>>>>>

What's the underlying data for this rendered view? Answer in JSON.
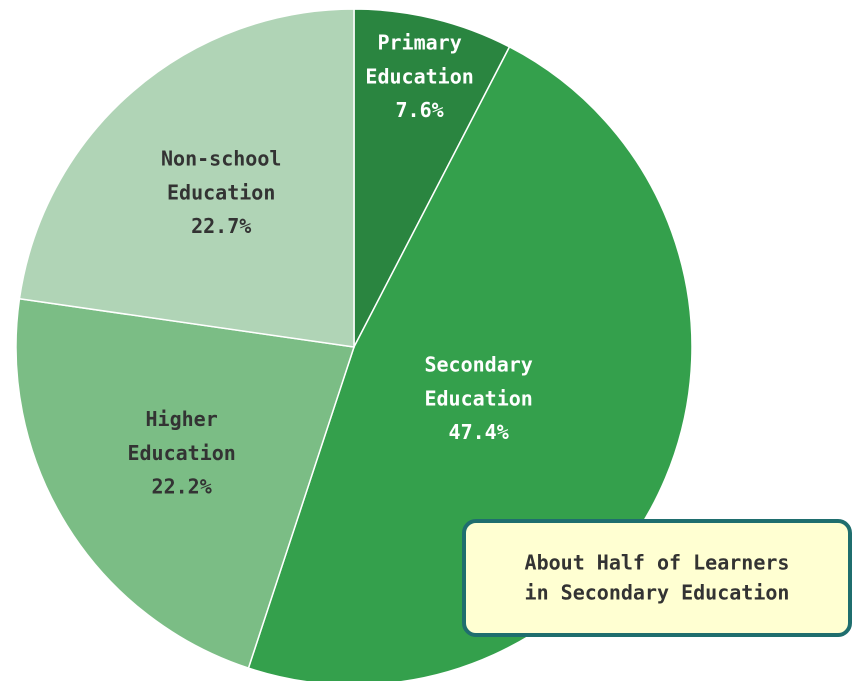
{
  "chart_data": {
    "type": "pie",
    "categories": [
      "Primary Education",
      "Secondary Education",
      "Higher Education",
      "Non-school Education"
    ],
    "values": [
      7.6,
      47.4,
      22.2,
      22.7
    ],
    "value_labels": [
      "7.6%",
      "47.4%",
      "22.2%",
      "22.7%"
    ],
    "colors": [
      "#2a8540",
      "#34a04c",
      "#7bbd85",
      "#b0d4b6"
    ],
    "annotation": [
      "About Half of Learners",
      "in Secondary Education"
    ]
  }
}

<<<<<

**GIVEN PROBLEM:** Find each line in the records holding the string "Education" and show it.

**SOLUTION BELOW:**
      "Primary Education",
      "Secondary Education",
      "Higher Education",
      "Non-school Education"
      "in Secondary Education"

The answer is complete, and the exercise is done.